>> BEGIN ENTRIES PROVIDED

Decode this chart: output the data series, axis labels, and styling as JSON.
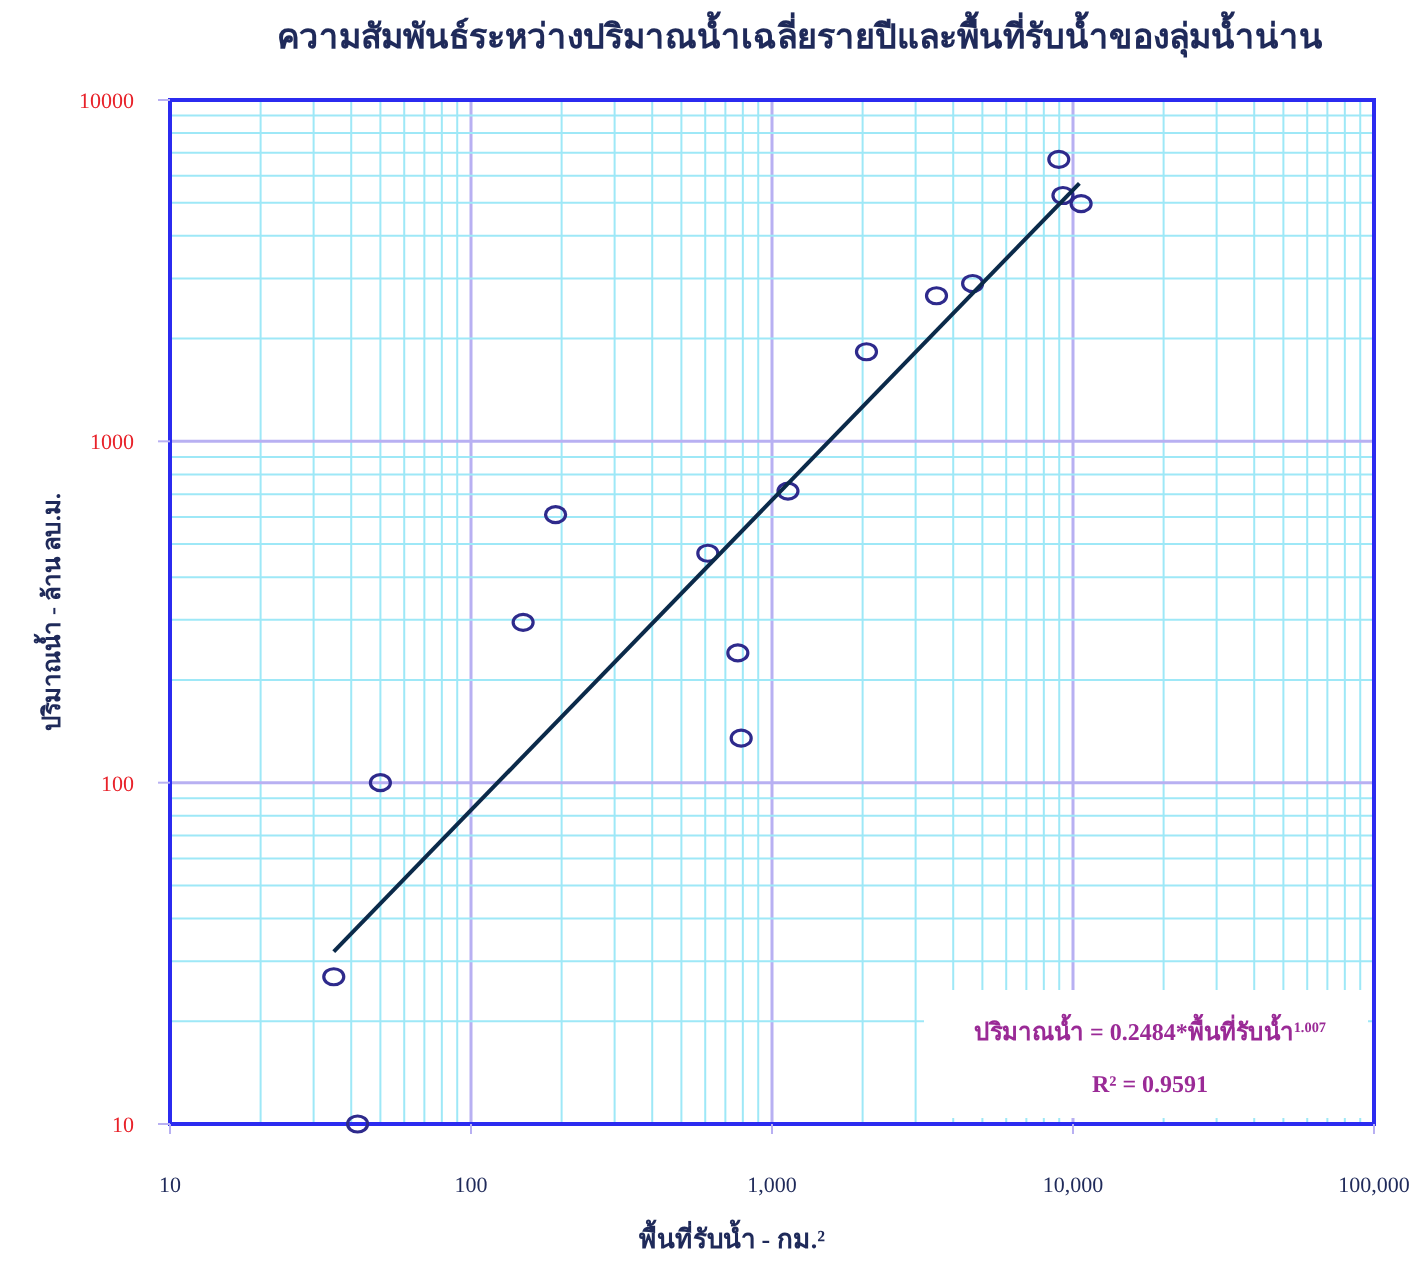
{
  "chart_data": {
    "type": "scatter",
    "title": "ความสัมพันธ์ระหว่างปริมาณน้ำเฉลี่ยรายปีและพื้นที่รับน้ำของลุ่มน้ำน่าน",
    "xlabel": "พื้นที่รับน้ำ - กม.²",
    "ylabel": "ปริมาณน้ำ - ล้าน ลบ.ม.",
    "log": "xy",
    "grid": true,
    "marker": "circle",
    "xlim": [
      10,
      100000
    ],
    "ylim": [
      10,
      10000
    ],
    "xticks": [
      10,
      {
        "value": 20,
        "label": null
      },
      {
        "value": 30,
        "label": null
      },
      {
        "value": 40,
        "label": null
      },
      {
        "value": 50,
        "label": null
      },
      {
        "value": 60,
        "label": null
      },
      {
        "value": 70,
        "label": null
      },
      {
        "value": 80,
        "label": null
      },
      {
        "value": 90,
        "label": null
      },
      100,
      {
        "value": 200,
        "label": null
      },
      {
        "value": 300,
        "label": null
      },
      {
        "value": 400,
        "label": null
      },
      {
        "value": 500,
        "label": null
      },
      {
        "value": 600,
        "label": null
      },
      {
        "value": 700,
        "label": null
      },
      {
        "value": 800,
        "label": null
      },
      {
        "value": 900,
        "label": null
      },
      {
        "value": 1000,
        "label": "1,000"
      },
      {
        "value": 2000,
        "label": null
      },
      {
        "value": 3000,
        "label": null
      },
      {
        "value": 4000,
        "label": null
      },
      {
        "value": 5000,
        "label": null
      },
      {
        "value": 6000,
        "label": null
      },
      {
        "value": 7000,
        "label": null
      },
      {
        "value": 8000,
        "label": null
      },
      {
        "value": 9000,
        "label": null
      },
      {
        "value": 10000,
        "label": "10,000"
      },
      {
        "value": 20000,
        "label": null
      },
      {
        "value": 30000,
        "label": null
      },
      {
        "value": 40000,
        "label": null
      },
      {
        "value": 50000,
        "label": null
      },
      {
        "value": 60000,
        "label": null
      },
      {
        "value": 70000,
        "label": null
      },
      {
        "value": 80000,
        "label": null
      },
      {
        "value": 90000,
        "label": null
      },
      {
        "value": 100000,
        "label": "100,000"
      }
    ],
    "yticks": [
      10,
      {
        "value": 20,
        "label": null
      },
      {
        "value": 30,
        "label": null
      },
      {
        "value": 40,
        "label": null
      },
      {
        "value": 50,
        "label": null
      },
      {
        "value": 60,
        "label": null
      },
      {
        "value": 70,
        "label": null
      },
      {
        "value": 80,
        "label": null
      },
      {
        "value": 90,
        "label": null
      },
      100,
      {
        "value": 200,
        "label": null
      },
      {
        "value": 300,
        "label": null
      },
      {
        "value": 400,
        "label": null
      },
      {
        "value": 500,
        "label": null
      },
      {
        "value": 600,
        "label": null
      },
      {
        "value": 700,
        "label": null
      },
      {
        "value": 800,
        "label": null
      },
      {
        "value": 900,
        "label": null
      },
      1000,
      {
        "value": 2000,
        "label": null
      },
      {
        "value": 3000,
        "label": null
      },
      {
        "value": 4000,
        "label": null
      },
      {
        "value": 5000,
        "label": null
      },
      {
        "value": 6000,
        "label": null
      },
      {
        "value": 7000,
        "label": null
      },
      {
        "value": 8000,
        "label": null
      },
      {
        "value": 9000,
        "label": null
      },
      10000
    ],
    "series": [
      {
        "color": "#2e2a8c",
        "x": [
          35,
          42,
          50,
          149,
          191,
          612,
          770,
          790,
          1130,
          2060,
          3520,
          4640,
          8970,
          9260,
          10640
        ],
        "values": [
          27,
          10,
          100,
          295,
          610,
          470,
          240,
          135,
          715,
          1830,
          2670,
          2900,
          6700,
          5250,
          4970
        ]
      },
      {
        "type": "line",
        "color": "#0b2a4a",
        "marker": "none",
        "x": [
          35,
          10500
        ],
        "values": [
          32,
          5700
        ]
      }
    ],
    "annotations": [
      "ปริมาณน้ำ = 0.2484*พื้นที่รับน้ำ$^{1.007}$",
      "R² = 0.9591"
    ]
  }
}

>> END ENTRIES PROVIDED

#### [WHAT IS BEING ASKED]
Quote all the lines above exactly as given. Do not include the pictures.

#### [FINISHED EXERCISE]
Decode this chart: output the data series, axis labels, and styling as JSON.
{
  "chart_data": {
    "type": "scatter",
    "title": "ความสัมพันธ์ระหว่างปริมาณน้ำเฉลี่ยรายปีและพื้นที่รับน้ำของลุ่มน้ำน่าน",
    "xlabel": "พื้นที่รับน้ำ - กม.²",
    "ylabel": "ปริมาณน้ำ - ล้าน ลบ.ม.",
    "log": "xy",
    "grid": true,
    "marker": "circle",
    "xlim": [
      10,
      100000
    ],
    "ylim": [
      10,
      10000
    ],
    "xticks": [
      10,
      {
        "value": 20,
        "label": null
      },
      {
        "value": 30,
        "label": null
      },
      {
        "value": 40,
        "label": null
      },
      {
        "value": 50,
        "label": null
      },
      {
        "value": 60,
        "label": null
      },
      {
        "value": 70,
        "label": null
      },
      {
        "value": 80,
        "label": null
      },
      {
        "value": 90,
        "label": null
      },
      100,
      {
        "value": 200,
        "label": null
      },
      {
        "value": 300,
        "label": null
      },
      {
        "value": 400,
        "label": null
      },
      {
        "value": 500,
        "label": null
      },
      {
        "value": 600,
        "label": null
      },
      {
        "value": 700,
        "label": null
      },
      {
        "value": 800,
        "label": null
      },
      {
        "value": 900,
        "label": null
      },
      {
        "value": 1000,
        "label": "1,000"
      },
      {
        "value": 2000,
        "label": null
      },
      {
        "value": 3000,
        "label": null
      },
      {
        "value": 4000,
        "label": null
      },
      {
        "value": 5000,
        "label": null
      },
      {
        "value": 6000,
        "label": null
      },
      {
        "value": 7000,
        "label": null
      },
      {
        "value": 8000,
        "label": null
      },
      {
        "value": 9000,
        "label": null
      },
      {
        "value": 10000,
        "label": "10,000"
      },
      {
        "value": 20000,
        "label": null
      },
      {
        "value": 30000,
        "label": null
      },
      {
        "value": 40000,
        "label": null
      },
      {
        "value": 50000,
        "label": null
      },
      {
        "value": 60000,
        "label": null
      },
      {
        "value": 70000,
        "label": null
      },
      {
        "value": 80000,
        "label": null
      },
      {
        "value": 90000,
        "label": null
      },
      {
        "value": 100000,
        "label": "100,000"
      }
    ],
    "yticks": [
      10,
      {
        "value": 20,
        "label": null
      },
      {
        "value": 30,
        "label": null
      },
      {
        "value": 40,
        "label": null
      },
      {
        "value": 50,
        "label": null
      },
      {
        "value": 60,
        "label": null
      },
      {
        "value": 70,
        "label": null
      },
      {
        "value": 80,
        "label": null
      },
      {
        "value": 90,
        "label": null
      },
      100,
      {
        "value": 200,
        "label": null
      },
      {
        "value": 300,
        "label": null
      },
      {
        "value": 400,
        "label": null
      },
      {
        "value": 500,
        "label": null
      },
      {
        "value": 600,
        "label": null
      },
      {
        "value": 700,
        "label": null
      },
      {
        "value": 800,
        "label": null
      },
      {
        "value": 900,
        "label": null
      },
      1000,
      {
        "value": 2000,
        "label": null
      },
      {
        "value": 3000,
        "label": null
      },
      {
        "value": 4000,
        "label": null
      },
      {
        "value": 5000,
        "label": null
      },
      {
        "value": 6000,
        "label": null
      },
      {
        "value": 7000,
        "label": null
      },
      {
        "value": 8000,
        "label": null
      },
      {
        "value": 9000,
        "label": null
      },
      10000
    ],
    "series": [
      {
        "color": "#2e2a8c",
        "x": [
          35,
          42,
          50,
          149,
          191,
          612,
          770,
          790,
          1130,
          2060,
          3520,
          4640,
          8970,
          9260,
          10640
        ],
        "values": [
          27,
          10,
          100,
          295,
          610,
          470,
          240,
          135,
          715,
          1830,
          2670,
          2900,
          6700,
          5250,
          4970
        ]
      },
      {
        "type": "line",
        "color": "#0b2a4a",
        "marker": "none",
        "x": [
          35,
          10500
        ],
        "values": [
          32,
          5700
        ]
      }
    ],
    "annotations": [
      "ปริมาณน้ำ = 0.2484*พื้นที่รับน้ำ$^{1.007}$",
      "R² = 0.9591"
    ]
  }
}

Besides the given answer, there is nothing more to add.